[Begin Input material]

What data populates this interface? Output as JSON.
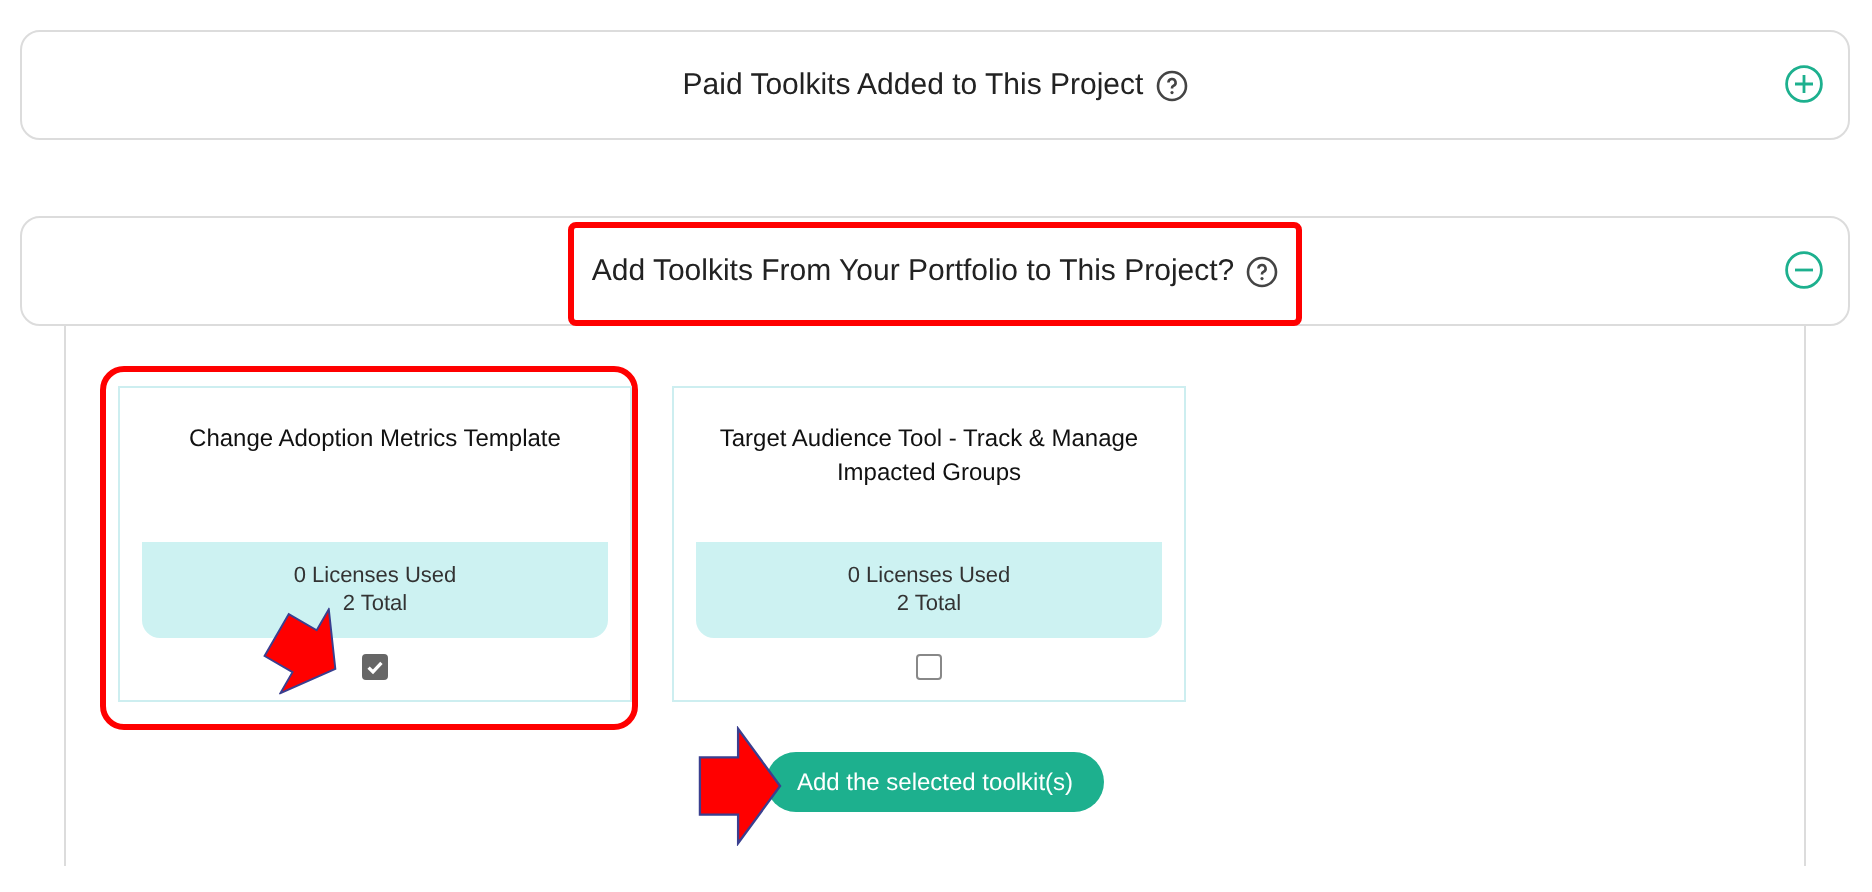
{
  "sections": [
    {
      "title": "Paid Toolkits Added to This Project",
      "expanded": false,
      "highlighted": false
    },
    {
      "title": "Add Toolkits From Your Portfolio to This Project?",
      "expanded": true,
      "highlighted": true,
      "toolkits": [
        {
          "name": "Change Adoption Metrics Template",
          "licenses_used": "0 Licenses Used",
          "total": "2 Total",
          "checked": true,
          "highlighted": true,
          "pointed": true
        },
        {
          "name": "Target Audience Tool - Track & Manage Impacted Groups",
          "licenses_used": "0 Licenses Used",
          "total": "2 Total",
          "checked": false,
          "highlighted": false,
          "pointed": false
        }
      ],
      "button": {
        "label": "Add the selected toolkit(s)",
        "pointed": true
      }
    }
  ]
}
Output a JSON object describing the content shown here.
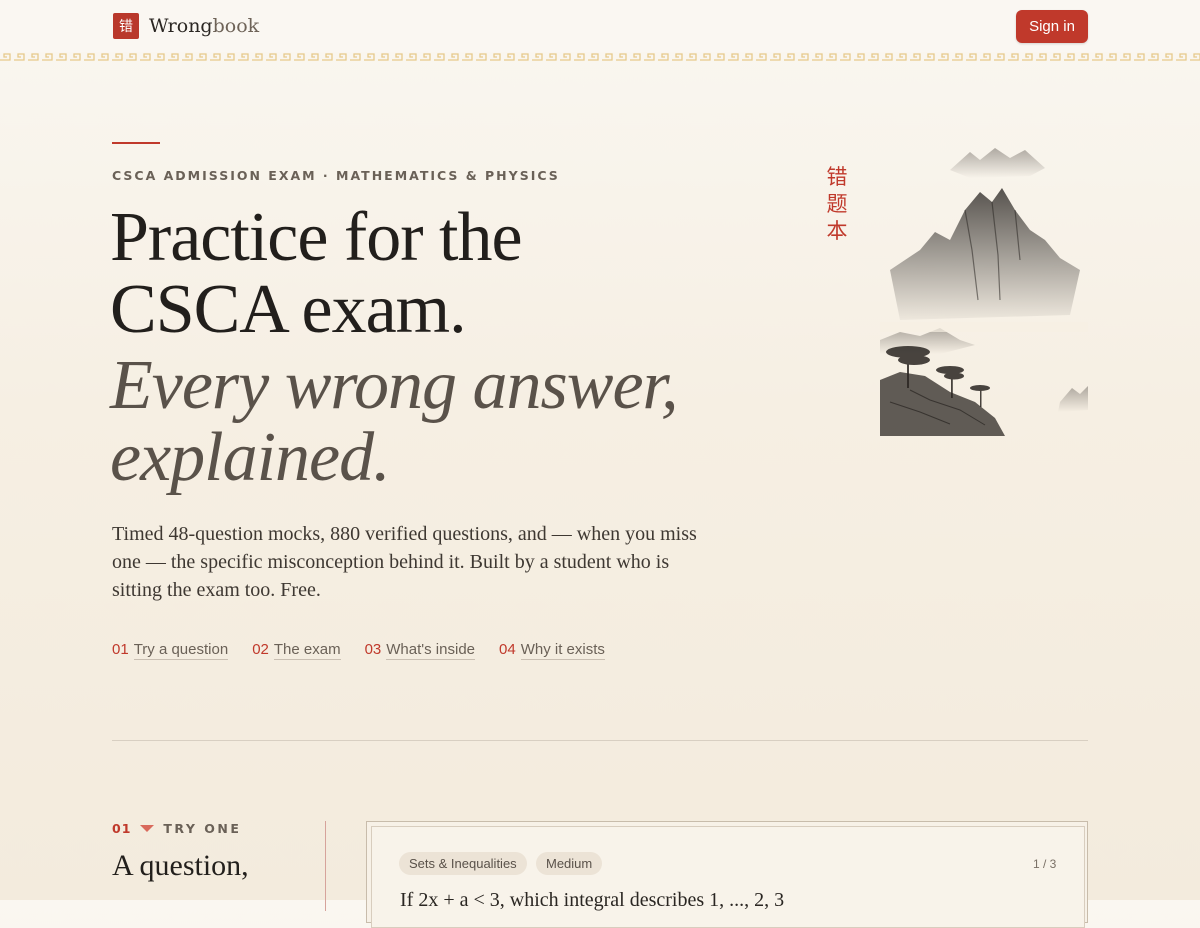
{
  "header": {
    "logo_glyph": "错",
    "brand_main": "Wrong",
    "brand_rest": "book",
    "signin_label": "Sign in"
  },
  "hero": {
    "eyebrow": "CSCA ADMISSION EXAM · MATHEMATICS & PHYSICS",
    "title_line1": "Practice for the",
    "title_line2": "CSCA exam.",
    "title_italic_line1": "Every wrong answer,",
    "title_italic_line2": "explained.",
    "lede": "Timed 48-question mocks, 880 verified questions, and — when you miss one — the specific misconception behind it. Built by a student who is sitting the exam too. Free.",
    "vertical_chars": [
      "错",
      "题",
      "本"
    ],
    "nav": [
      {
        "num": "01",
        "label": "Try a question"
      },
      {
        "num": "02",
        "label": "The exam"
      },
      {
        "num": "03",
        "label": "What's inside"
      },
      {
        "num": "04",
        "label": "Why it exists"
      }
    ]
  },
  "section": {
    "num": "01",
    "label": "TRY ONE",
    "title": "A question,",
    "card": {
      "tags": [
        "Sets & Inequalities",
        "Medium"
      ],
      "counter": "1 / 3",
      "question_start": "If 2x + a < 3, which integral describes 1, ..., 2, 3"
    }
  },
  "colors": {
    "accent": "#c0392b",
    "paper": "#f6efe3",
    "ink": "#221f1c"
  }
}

[End Input material]
[Begin Input material]

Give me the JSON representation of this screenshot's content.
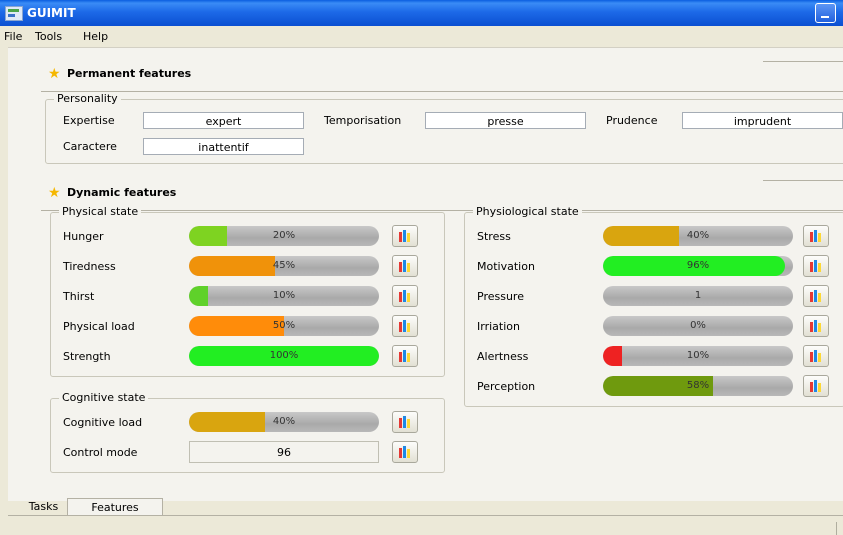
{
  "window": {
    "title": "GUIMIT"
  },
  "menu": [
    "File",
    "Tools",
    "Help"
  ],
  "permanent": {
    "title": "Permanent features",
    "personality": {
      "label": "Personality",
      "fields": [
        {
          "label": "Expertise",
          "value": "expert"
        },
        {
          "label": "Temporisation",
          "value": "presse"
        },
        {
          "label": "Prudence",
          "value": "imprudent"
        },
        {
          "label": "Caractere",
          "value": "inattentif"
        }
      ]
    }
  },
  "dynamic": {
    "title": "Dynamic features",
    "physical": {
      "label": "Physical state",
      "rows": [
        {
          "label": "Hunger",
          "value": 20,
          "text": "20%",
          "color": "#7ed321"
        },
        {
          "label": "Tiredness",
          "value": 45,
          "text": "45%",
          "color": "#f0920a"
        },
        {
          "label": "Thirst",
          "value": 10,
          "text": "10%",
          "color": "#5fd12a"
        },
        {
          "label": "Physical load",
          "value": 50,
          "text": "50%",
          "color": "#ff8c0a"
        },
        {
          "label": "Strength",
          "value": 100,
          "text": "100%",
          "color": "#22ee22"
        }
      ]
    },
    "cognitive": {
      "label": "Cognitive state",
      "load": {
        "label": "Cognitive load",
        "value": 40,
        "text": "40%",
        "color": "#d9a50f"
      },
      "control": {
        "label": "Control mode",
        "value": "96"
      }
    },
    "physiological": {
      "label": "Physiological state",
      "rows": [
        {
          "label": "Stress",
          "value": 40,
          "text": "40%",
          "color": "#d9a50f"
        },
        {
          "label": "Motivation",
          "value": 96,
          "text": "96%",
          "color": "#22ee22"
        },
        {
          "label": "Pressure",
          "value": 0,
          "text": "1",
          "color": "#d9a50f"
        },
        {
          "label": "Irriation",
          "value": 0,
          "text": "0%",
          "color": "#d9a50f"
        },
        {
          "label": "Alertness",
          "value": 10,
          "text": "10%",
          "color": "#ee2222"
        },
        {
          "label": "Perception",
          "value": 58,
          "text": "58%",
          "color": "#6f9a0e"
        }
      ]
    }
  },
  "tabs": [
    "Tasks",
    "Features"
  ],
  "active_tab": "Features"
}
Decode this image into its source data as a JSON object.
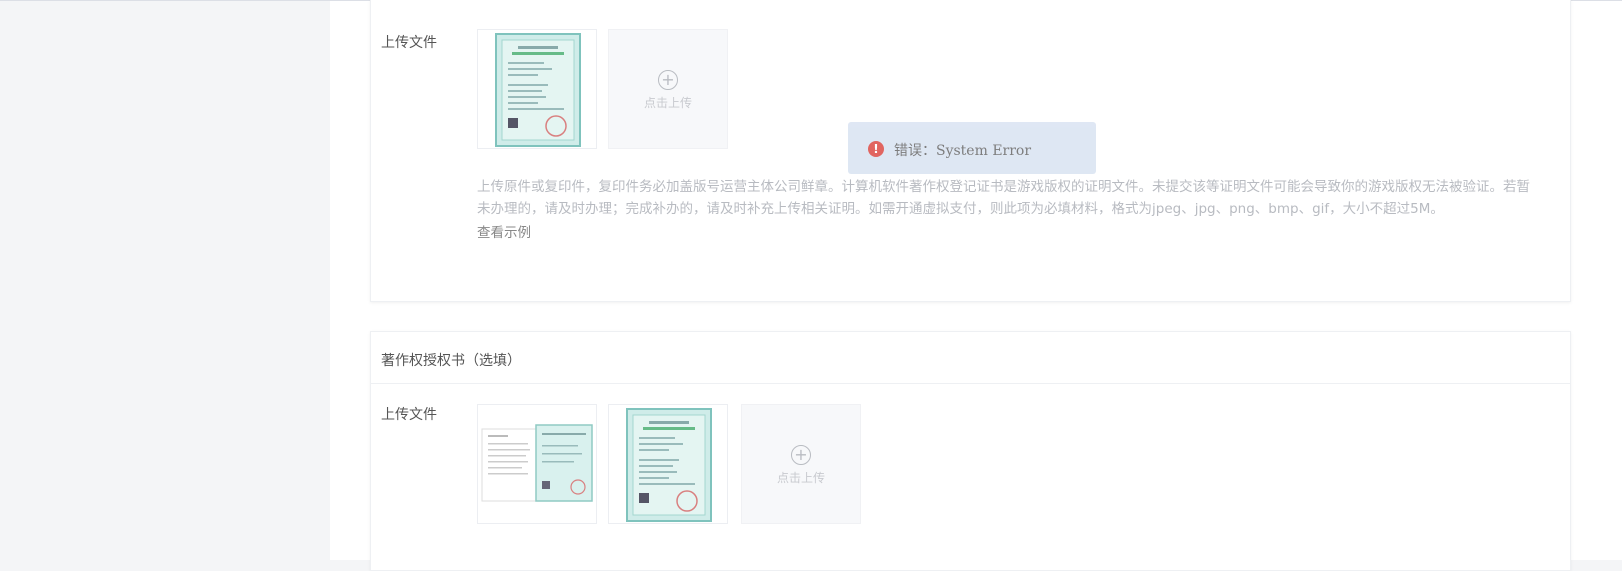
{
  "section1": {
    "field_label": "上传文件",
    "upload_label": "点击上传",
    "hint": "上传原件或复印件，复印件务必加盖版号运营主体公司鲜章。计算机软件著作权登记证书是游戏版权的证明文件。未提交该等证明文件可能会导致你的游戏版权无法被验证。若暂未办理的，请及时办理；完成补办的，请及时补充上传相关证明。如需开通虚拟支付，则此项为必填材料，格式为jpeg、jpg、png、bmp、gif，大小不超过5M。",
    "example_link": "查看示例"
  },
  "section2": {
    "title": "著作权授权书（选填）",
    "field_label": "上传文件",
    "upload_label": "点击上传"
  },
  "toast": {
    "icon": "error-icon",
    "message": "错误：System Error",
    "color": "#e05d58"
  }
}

[End Input material]
[Begin Input material]

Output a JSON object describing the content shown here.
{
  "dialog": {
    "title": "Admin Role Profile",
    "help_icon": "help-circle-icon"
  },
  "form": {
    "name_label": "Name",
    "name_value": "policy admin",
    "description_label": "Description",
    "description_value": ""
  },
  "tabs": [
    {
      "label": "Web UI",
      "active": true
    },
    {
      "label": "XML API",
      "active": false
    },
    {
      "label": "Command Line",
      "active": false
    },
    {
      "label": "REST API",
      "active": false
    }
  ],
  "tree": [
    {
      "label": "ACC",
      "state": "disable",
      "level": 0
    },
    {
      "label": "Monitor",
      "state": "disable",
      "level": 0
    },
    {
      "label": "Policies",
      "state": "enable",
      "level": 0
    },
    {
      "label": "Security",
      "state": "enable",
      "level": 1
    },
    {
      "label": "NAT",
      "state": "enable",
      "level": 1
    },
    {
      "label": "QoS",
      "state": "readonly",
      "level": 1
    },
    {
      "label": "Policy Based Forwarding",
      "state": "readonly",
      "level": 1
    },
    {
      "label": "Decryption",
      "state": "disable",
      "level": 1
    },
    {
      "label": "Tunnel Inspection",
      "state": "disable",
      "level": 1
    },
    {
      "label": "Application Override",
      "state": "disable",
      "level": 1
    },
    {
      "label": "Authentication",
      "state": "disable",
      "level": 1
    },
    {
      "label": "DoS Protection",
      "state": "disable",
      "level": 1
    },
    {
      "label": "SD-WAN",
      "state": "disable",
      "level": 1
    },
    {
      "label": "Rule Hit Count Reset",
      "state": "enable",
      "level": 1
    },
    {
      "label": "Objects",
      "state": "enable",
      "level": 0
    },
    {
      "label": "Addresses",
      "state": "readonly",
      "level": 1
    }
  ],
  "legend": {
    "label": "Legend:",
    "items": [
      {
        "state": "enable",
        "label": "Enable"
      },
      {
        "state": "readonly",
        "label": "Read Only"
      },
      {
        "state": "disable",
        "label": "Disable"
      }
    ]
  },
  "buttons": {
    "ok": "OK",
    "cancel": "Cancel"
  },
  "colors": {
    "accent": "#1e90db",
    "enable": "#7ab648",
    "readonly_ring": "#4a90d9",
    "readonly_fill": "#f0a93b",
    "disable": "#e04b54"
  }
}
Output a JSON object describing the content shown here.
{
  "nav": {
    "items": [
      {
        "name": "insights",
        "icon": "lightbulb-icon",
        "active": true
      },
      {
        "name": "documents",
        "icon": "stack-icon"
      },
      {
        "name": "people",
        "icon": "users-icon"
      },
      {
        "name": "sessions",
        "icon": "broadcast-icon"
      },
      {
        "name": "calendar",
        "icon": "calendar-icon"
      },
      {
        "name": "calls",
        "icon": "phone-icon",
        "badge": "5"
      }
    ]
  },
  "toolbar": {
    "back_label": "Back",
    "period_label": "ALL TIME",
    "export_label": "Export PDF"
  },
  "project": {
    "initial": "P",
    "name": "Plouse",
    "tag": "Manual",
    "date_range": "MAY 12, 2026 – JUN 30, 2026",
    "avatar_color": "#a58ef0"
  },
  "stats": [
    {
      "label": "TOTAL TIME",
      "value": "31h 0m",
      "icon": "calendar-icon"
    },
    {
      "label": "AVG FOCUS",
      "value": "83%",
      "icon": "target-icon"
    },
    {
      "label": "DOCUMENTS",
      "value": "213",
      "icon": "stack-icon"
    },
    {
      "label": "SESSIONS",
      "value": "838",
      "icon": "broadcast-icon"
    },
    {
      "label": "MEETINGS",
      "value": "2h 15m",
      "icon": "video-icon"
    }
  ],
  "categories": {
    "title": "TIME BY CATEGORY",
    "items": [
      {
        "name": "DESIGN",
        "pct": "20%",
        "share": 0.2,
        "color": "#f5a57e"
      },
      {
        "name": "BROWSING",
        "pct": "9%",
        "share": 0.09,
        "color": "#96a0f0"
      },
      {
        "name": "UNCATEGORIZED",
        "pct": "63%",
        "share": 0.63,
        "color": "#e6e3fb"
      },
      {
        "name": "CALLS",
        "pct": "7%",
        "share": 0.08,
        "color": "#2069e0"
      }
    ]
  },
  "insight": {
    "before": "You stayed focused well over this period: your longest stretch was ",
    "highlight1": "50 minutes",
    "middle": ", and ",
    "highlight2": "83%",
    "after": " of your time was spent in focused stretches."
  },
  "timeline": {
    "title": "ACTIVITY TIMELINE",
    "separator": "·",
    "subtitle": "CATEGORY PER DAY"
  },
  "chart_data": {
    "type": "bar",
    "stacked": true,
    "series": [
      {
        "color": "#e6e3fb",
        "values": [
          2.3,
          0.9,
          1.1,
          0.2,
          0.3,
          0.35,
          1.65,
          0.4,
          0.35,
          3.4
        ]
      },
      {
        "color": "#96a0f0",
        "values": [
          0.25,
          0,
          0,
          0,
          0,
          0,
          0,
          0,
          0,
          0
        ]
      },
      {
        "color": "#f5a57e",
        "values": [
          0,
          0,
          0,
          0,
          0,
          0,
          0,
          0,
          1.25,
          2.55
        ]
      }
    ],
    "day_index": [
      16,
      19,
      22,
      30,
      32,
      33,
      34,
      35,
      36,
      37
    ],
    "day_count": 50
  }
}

[End Input material]

**Task**: Return only those lines of the records that contain the string "true".

**Solved problem**:
      "expanded": true,
      "highlighted": true,
          "checked": true,
          "highlighted": true,
          "pointed": true
        "pointed": true
      "active": true
        "active": true
    "stacked": true,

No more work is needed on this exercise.